- [WHAT IS ASKED] Gather all lines containing the string "this" and copy them out.

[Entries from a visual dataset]
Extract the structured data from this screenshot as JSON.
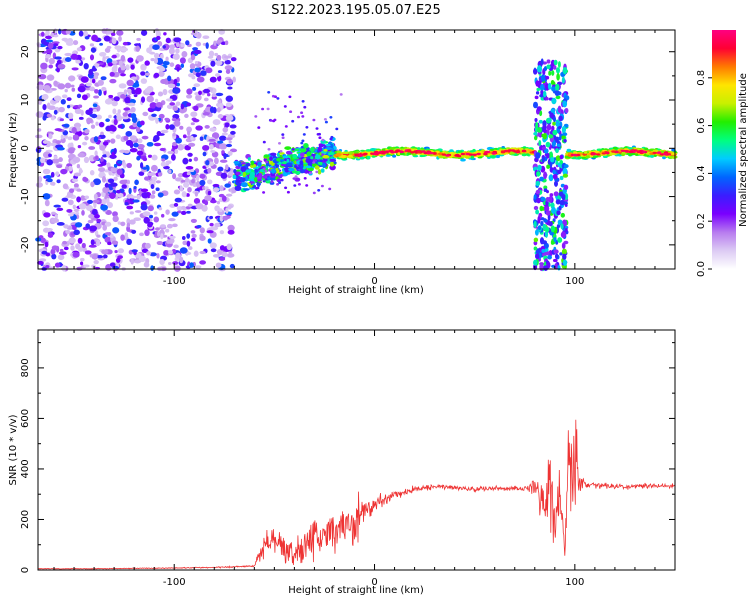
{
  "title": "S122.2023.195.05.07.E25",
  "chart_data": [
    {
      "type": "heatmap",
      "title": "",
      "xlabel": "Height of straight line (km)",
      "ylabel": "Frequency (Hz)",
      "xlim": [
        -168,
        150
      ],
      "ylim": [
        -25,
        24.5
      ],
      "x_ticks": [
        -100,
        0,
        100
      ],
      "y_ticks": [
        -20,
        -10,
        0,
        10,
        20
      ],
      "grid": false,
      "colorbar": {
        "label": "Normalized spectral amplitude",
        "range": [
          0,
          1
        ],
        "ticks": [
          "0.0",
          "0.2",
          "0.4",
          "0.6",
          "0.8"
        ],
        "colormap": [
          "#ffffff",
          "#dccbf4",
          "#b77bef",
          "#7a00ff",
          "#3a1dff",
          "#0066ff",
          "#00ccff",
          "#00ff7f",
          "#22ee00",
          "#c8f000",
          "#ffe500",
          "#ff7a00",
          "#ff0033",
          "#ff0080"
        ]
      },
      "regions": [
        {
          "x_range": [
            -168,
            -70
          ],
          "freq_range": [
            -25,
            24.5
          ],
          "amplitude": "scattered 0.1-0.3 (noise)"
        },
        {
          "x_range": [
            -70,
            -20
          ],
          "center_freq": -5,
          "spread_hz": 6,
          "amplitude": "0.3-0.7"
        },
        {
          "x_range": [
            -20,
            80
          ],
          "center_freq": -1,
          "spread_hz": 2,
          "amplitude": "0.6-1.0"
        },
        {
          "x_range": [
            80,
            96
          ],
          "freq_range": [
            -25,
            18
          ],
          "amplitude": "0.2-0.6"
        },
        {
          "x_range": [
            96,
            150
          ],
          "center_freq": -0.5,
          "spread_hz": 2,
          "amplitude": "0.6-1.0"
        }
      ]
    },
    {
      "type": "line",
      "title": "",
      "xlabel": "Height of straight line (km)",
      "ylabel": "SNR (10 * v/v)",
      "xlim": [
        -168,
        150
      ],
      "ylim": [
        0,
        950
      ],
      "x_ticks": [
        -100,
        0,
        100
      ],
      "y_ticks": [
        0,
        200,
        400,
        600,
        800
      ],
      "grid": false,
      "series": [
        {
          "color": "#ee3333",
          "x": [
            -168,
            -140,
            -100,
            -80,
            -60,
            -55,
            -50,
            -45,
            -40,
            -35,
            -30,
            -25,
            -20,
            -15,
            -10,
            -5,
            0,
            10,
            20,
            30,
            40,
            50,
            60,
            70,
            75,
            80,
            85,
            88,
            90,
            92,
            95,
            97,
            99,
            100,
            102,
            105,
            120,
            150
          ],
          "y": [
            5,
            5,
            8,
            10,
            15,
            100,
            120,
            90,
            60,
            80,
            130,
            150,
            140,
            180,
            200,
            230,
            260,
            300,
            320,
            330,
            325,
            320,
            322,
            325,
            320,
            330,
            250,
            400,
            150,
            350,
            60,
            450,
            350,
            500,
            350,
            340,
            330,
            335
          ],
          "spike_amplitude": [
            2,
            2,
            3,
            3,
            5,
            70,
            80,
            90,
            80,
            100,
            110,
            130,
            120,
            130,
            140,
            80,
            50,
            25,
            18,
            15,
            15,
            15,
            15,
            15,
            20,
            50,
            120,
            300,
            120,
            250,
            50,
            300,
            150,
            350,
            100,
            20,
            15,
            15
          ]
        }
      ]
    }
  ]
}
...
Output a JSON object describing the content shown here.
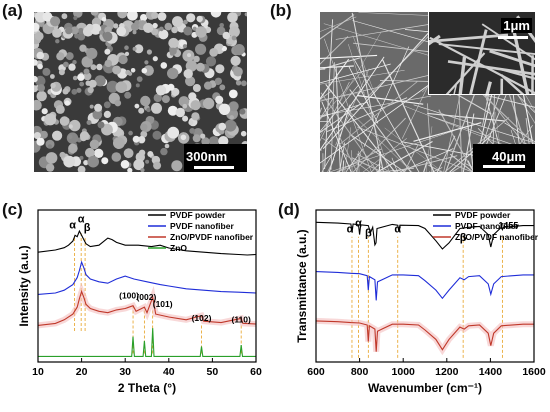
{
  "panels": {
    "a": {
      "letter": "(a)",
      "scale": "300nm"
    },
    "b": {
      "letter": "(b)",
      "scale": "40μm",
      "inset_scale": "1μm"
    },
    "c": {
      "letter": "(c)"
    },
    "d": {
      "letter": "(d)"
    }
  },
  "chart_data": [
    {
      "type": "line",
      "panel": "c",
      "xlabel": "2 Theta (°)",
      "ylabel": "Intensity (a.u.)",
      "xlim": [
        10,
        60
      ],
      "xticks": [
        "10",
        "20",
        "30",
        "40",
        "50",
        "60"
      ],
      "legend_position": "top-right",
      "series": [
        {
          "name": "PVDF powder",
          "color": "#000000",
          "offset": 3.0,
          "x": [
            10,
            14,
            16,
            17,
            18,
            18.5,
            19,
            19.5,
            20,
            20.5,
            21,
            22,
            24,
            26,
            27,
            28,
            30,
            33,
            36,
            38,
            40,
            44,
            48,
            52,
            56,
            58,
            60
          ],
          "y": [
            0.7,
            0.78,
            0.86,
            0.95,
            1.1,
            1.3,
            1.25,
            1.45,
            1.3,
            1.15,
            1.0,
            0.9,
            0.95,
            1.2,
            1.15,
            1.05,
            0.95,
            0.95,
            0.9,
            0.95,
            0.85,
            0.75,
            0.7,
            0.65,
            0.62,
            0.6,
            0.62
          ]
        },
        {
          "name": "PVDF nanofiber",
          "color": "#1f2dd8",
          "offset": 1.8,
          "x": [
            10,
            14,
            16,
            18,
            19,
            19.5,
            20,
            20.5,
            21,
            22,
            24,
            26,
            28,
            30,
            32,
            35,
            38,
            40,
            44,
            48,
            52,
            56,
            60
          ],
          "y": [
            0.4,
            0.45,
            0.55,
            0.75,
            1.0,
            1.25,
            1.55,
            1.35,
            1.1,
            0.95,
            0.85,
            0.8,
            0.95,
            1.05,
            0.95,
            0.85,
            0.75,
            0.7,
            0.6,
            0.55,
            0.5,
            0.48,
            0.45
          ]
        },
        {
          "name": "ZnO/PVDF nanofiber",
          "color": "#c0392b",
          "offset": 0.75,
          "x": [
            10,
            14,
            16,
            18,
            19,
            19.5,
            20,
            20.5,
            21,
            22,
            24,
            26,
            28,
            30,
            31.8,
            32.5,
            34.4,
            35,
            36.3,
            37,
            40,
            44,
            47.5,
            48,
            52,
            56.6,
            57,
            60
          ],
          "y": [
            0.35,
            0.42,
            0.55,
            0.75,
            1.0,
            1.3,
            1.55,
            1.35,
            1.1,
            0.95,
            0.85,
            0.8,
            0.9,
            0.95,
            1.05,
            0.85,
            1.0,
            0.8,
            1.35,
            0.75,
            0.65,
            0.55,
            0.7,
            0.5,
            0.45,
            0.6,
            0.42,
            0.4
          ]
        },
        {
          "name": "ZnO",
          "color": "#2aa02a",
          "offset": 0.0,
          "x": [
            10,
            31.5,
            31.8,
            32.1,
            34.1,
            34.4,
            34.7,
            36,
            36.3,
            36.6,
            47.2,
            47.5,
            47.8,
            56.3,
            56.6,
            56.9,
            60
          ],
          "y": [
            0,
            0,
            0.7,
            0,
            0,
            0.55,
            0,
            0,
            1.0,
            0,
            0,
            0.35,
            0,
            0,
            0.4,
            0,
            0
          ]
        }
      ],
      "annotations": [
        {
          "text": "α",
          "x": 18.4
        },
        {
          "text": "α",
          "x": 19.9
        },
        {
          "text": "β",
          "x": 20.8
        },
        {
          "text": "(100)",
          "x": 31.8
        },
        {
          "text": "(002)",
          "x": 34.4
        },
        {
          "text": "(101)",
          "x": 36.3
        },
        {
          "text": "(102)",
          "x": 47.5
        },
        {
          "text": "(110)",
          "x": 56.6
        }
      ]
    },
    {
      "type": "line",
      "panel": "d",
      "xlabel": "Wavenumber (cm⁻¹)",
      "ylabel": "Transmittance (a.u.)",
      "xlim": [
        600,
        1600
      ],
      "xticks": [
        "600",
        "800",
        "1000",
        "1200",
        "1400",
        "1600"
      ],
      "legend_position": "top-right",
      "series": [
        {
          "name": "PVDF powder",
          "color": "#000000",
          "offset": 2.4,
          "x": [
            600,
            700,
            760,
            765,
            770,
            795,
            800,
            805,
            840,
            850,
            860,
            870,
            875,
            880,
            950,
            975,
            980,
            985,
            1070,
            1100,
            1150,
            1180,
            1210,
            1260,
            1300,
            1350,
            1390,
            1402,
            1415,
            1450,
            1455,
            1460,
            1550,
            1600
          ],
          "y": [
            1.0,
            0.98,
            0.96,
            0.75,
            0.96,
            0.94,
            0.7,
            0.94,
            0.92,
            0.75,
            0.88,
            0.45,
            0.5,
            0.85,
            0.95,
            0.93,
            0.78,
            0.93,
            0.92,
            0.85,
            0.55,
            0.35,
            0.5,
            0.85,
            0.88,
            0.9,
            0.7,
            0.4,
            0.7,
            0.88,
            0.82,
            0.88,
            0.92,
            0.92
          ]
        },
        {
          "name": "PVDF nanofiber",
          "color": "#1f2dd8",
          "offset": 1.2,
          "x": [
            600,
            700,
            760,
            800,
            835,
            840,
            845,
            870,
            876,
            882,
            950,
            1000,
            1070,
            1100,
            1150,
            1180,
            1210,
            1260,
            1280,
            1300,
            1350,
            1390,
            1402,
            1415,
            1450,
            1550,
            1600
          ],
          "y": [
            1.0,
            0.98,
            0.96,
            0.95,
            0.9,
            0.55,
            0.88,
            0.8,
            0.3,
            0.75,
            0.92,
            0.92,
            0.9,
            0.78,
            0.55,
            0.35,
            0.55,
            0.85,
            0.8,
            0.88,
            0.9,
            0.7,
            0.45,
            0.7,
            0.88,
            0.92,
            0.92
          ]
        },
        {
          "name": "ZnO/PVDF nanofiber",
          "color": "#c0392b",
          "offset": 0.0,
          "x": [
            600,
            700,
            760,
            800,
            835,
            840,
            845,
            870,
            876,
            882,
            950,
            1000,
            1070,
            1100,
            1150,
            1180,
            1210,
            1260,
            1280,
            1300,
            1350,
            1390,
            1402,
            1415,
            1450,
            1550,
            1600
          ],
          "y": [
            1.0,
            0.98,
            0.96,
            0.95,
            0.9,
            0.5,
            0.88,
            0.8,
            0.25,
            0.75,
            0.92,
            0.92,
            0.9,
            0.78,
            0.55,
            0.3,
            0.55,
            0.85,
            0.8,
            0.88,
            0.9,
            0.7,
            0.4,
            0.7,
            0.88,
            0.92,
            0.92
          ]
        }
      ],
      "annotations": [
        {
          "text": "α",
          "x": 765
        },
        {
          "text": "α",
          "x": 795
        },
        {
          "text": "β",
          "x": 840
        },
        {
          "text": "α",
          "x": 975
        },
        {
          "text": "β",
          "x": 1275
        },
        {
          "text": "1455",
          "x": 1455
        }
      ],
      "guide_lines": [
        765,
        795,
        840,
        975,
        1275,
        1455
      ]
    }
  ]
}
==
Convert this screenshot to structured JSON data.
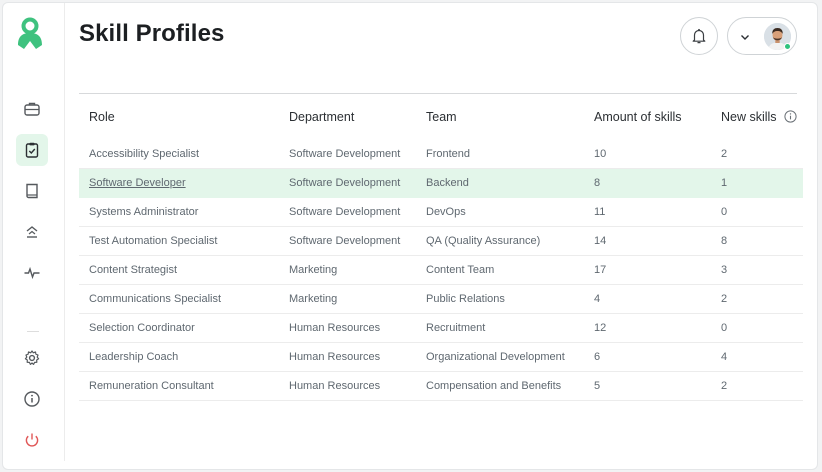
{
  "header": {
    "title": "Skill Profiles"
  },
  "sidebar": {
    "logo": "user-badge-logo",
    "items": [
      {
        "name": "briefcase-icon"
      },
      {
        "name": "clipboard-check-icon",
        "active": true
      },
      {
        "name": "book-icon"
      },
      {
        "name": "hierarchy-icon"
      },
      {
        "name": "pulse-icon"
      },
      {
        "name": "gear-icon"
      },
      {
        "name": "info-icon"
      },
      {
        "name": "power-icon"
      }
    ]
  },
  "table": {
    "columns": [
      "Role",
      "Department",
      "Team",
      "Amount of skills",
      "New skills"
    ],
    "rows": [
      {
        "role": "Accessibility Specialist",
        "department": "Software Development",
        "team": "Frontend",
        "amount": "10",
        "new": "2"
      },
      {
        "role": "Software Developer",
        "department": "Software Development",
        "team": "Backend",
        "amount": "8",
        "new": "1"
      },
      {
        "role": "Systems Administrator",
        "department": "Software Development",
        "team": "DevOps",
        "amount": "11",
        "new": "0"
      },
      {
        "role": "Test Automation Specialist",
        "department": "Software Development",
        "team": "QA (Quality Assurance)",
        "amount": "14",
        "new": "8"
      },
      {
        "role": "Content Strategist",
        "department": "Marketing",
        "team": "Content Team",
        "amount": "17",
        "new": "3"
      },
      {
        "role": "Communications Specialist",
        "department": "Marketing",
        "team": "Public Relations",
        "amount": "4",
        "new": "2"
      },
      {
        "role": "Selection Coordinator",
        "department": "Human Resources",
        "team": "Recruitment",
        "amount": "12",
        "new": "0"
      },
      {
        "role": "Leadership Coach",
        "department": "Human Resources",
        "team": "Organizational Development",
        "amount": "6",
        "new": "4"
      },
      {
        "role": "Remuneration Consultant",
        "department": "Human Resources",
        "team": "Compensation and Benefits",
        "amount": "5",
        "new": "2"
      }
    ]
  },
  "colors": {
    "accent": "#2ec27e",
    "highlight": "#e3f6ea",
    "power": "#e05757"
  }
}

- [WRITTEN SOLUTION]
Extract the structured data from this screenshot as JSON.
Convert this screenshot to structured JSON data.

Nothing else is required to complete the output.